---------- Data rows
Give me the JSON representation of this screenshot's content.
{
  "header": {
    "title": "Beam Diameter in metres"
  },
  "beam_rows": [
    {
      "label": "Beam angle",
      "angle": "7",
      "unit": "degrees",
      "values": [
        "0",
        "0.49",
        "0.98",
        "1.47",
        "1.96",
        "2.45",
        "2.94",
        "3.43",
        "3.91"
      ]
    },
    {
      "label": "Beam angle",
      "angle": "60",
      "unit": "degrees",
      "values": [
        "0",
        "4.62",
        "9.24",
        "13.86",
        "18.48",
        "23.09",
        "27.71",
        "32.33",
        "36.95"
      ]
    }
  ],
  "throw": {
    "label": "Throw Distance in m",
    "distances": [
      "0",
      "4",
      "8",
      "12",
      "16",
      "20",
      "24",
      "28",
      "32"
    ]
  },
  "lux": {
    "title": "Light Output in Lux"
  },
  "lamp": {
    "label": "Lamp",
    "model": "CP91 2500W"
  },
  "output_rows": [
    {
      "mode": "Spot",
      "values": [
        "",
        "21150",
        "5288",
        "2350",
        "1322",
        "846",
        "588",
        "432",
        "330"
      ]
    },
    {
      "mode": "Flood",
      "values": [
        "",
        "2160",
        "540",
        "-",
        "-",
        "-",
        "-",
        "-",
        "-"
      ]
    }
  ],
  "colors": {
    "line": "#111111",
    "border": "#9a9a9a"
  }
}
--------------------
* _What you are asked to do_
Whenever "angle" turns up in a line, pick that line out.

* _Finished exercise_
      "label": "Beam angle",
      "angle": "7",
      "label": "Beam angle",
      "angle": "60",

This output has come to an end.